MATERIAL FOR THIS EXERCISE:

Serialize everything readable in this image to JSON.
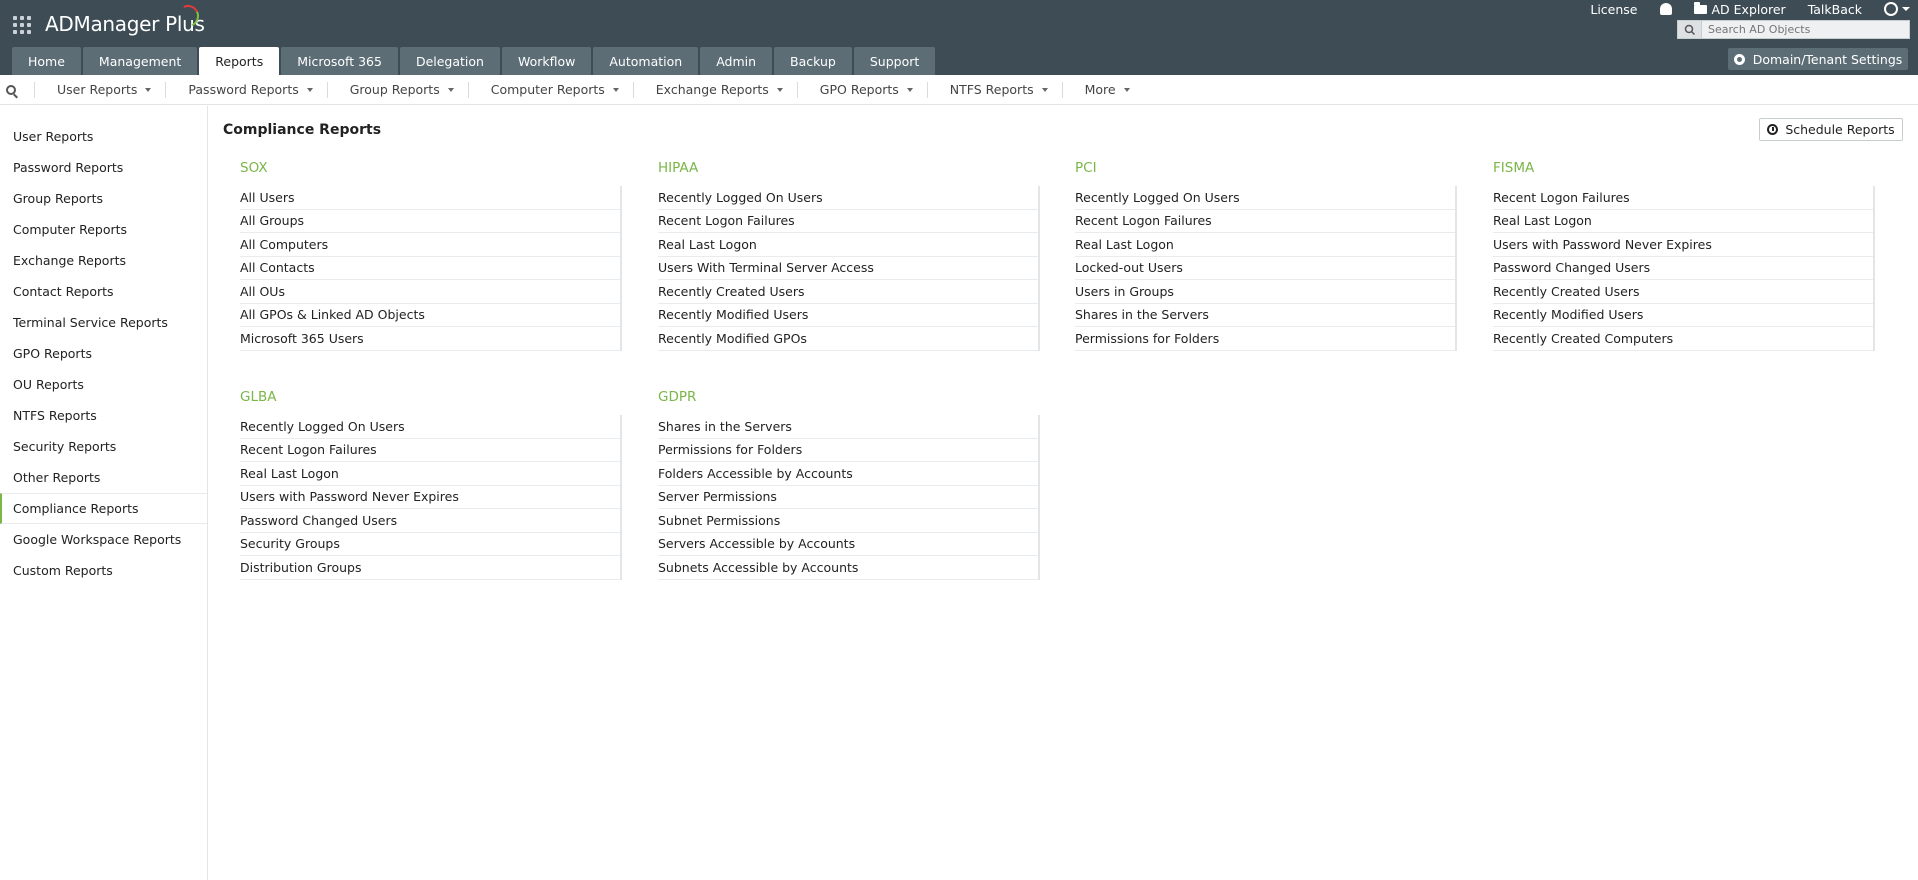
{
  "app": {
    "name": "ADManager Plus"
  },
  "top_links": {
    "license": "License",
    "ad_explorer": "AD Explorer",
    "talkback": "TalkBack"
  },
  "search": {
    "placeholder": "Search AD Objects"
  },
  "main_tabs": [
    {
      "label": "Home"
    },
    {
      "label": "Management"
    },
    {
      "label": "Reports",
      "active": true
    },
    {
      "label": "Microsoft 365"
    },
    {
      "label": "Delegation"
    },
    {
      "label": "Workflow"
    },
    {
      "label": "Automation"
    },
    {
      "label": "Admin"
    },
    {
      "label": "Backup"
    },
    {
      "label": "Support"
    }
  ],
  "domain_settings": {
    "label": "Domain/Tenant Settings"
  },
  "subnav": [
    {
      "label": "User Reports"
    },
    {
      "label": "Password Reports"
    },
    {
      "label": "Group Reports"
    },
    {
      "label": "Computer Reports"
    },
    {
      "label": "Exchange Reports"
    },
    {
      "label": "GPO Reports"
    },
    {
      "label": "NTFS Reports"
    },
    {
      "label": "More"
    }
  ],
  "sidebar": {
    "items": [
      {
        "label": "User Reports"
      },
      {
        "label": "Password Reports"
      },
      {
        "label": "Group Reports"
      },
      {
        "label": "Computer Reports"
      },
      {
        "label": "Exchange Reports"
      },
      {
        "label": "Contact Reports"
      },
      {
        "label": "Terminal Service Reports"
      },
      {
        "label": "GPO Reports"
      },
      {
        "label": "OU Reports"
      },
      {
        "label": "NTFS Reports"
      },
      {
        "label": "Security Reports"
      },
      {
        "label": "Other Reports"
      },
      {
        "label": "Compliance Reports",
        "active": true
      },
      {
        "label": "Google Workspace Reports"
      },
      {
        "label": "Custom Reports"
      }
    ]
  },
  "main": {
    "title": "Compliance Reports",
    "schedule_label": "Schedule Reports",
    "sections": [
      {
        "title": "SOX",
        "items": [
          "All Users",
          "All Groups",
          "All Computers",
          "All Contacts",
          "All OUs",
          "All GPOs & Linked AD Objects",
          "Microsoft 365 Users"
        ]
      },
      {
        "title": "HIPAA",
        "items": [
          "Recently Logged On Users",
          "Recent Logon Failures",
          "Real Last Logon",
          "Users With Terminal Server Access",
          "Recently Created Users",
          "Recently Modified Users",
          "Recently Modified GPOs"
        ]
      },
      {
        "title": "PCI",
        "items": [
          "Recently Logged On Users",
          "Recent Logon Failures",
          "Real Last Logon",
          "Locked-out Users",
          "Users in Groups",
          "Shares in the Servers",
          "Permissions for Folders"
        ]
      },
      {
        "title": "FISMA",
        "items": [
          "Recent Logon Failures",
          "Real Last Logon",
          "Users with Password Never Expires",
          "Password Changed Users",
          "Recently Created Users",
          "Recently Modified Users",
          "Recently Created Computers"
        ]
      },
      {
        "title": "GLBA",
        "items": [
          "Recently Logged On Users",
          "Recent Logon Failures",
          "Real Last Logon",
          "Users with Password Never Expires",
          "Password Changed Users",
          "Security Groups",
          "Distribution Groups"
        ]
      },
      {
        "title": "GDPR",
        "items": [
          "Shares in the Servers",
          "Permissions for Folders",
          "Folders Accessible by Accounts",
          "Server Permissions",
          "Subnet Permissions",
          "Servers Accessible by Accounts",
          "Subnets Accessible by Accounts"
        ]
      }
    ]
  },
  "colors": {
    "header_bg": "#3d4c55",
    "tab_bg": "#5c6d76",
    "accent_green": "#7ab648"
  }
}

DESCRIPTION OF THE TASK: Copy the records above exactly, leaving out every picture.

FINISHED TASK:
Serialize everything readable in this image to JSON.
{
  "app": {
    "name": "ADManager Plus"
  },
  "top_links": {
    "license": "License",
    "ad_explorer": "AD Explorer",
    "talkback": "TalkBack"
  },
  "search": {
    "placeholder": "Search AD Objects"
  },
  "main_tabs": [
    {
      "label": "Home"
    },
    {
      "label": "Management"
    },
    {
      "label": "Reports",
      "active": true
    },
    {
      "label": "Microsoft 365"
    },
    {
      "label": "Delegation"
    },
    {
      "label": "Workflow"
    },
    {
      "label": "Automation"
    },
    {
      "label": "Admin"
    },
    {
      "label": "Backup"
    },
    {
      "label": "Support"
    }
  ],
  "domain_settings": {
    "label": "Domain/Tenant Settings"
  },
  "subnav": [
    {
      "label": "User Reports"
    },
    {
      "label": "Password Reports"
    },
    {
      "label": "Group Reports"
    },
    {
      "label": "Computer Reports"
    },
    {
      "label": "Exchange Reports"
    },
    {
      "label": "GPO Reports"
    },
    {
      "label": "NTFS Reports"
    },
    {
      "label": "More"
    }
  ],
  "sidebar": {
    "items": [
      {
        "label": "User Reports"
      },
      {
        "label": "Password Reports"
      },
      {
        "label": "Group Reports"
      },
      {
        "label": "Computer Reports"
      },
      {
        "label": "Exchange Reports"
      },
      {
        "label": "Contact Reports"
      },
      {
        "label": "Terminal Service Reports"
      },
      {
        "label": "GPO Reports"
      },
      {
        "label": "OU Reports"
      },
      {
        "label": "NTFS Reports"
      },
      {
        "label": "Security Reports"
      },
      {
        "label": "Other Reports"
      },
      {
        "label": "Compliance Reports",
        "active": true
      },
      {
        "label": "Google Workspace Reports"
      },
      {
        "label": "Custom Reports"
      }
    ]
  },
  "main": {
    "title": "Compliance Reports",
    "schedule_label": "Schedule Reports",
    "sections": [
      {
        "title": "SOX",
        "items": [
          "All Users",
          "All Groups",
          "All Computers",
          "All Contacts",
          "All OUs",
          "All GPOs & Linked AD Objects",
          "Microsoft 365 Users"
        ]
      },
      {
        "title": "HIPAA",
        "items": [
          "Recently Logged On Users",
          "Recent Logon Failures",
          "Real Last Logon",
          "Users With Terminal Server Access",
          "Recently Created Users",
          "Recently Modified Users",
          "Recently Modified GPOs"
        ]
      },
      {
        "title": "PCI",
        "items": [
          "Recently Logged On Users",
          "Recent Logon Failures",
          "Real Last Logon",
          "Locked-out Users",
          "Users in Groups",
          "Shares in the Servers",
          "Permissions for Folders"
        ]
      },
      {
        "title": "FISMA",
        "items": [
          "Recent Logon Failures",
          "Real Last Logon",
          "Users with Password Never Expires",
          "Password Changed Users",
          "Recently Created Users",
          "Recently Modified Users",
          "Recently Created Computers"
        ]
      },
      {
        "title": "GLBA",
        "items": [
          "Recently Logged On Users",
          "Recent Logon Failures",
          "Real Last Logon",
          "Users with Password Never Expires",
          "Password Changed Users",
          "Security Groups",
          "Distribution Groups"
        ]
      },
      {
        "title": "GDPR",
        "items": [
          "Shares in the Servers",
          "Permissions for Folders",
          "Folders Accessible by Accounts",
          "Server Permissions",
          "Subnet Permissions",
          "Servers Accessible by Accounts",
          "Subnets Accessible by Accounts"
        ]
      }
    ]
  },
  "colors": {
    "header_bg": "#3d4c55",
    "tab_bg": "#5c6d76",
    "accent_green": "#7ab648"
  }
}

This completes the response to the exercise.